(Stored data entries)
----

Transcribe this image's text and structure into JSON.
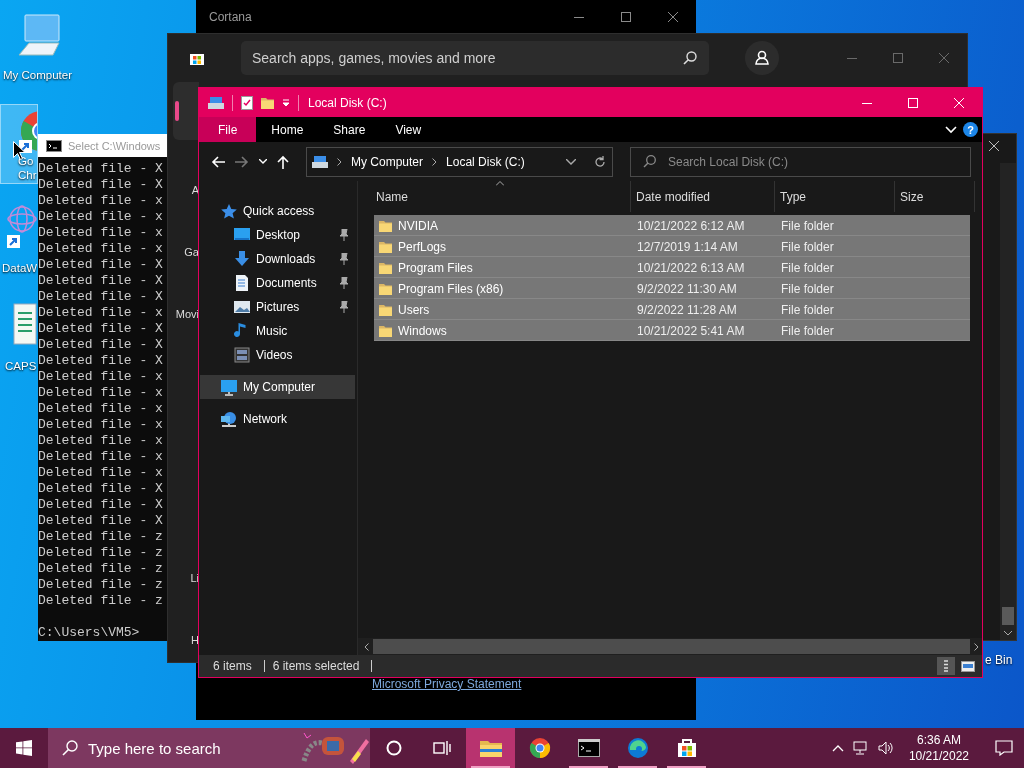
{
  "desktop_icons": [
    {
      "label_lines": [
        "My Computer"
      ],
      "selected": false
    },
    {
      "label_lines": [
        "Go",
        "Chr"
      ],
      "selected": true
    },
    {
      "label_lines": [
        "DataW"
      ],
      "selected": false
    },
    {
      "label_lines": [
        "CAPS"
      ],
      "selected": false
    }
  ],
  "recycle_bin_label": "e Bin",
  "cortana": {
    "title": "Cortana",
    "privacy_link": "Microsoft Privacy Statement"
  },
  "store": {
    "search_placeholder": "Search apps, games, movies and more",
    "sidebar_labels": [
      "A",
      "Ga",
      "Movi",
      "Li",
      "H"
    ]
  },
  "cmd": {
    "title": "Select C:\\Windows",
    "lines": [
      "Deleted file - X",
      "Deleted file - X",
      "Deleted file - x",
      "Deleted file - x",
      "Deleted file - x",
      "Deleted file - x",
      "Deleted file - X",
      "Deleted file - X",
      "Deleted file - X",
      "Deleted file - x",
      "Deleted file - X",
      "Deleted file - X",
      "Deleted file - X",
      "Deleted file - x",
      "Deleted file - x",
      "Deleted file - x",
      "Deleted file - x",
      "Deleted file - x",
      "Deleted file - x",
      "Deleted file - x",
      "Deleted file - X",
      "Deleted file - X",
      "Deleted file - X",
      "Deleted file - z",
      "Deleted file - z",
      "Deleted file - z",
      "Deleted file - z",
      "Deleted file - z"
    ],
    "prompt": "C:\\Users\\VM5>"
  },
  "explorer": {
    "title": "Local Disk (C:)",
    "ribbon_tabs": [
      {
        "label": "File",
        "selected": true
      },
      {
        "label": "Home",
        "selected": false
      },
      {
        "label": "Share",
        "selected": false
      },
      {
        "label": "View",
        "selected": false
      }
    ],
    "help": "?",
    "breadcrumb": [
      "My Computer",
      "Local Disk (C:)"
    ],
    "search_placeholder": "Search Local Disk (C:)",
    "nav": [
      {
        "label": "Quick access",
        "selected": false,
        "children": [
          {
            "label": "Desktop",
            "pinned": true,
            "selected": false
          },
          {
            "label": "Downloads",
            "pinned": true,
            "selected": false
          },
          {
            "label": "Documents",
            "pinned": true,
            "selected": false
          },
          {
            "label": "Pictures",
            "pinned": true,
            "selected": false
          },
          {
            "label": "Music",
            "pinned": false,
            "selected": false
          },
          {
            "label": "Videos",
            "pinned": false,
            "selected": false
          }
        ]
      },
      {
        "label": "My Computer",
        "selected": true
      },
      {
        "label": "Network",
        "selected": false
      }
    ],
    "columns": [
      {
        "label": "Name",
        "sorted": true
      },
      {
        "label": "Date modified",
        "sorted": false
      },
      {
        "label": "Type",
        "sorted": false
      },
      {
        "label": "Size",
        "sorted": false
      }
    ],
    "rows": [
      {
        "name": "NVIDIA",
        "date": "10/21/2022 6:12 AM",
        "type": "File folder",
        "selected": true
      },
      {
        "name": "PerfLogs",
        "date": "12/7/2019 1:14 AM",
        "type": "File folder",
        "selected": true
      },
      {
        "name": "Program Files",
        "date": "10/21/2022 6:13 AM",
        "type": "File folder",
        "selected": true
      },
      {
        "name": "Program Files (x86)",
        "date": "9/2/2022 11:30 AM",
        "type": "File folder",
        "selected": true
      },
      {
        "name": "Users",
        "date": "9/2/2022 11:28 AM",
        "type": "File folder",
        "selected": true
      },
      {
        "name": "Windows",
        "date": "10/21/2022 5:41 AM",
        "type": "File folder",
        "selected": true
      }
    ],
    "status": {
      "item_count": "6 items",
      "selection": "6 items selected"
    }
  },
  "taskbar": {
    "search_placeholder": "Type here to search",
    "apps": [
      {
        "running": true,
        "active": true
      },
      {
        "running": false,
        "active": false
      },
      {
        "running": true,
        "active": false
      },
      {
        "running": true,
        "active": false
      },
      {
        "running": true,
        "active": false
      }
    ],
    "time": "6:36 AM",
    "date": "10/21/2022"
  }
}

----

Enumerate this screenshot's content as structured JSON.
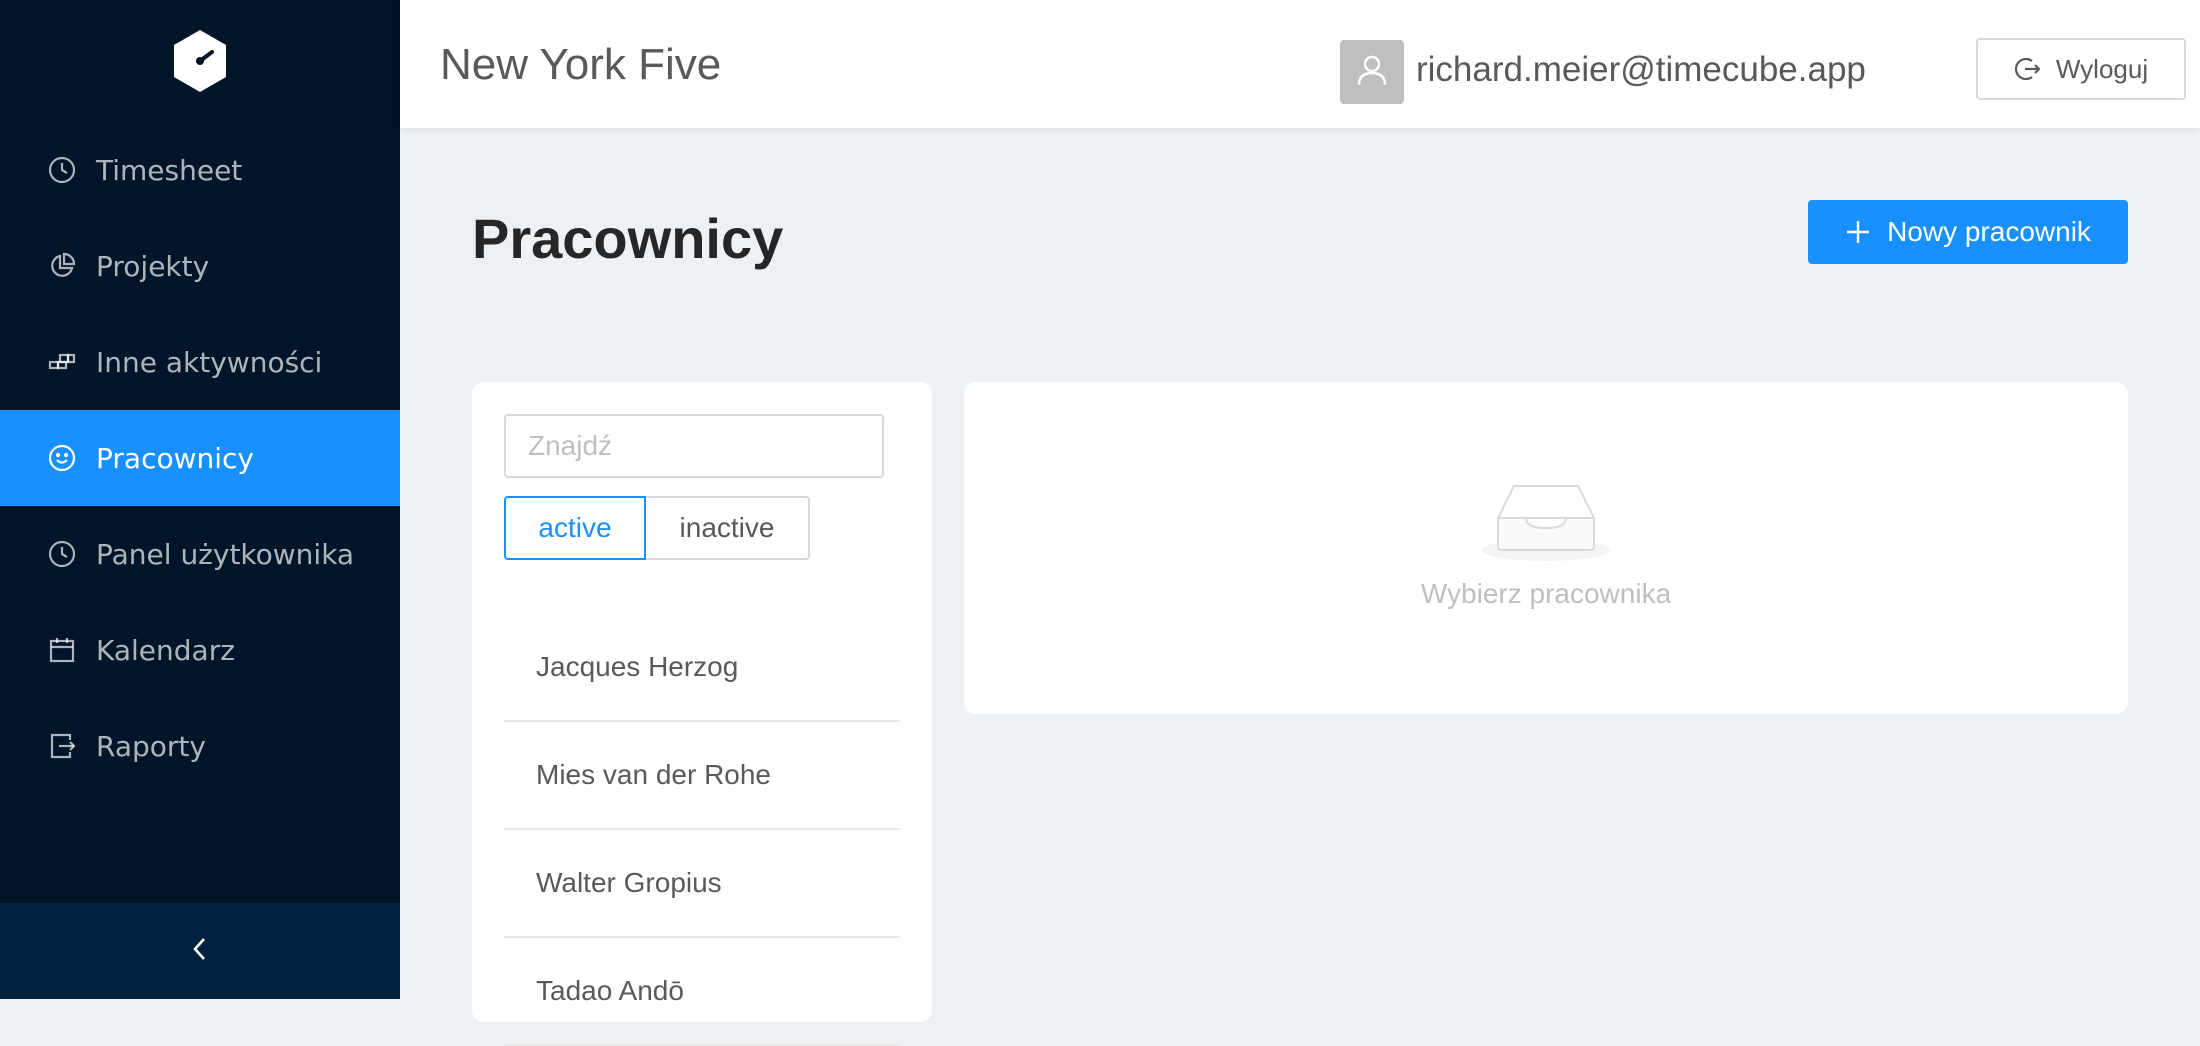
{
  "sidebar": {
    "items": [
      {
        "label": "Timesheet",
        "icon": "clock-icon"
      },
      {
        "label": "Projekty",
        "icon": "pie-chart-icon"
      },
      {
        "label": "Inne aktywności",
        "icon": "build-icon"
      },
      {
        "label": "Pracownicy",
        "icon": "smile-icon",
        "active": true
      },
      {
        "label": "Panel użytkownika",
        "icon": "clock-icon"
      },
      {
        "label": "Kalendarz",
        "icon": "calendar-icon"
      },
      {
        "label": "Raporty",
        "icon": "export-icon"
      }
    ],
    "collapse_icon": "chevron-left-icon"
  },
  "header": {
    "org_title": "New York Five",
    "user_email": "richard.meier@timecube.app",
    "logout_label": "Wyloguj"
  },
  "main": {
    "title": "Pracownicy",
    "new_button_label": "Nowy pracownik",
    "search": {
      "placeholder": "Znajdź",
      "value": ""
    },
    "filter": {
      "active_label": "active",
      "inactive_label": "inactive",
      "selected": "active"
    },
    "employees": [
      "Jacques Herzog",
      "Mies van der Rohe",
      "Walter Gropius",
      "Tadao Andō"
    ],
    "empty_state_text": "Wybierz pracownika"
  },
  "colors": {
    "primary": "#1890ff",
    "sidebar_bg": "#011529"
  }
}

----

» **Written exercise**: Determine the count of lines in the data above with the string "Program" in them, and give that count alone.

» **Solution to this problem**: 2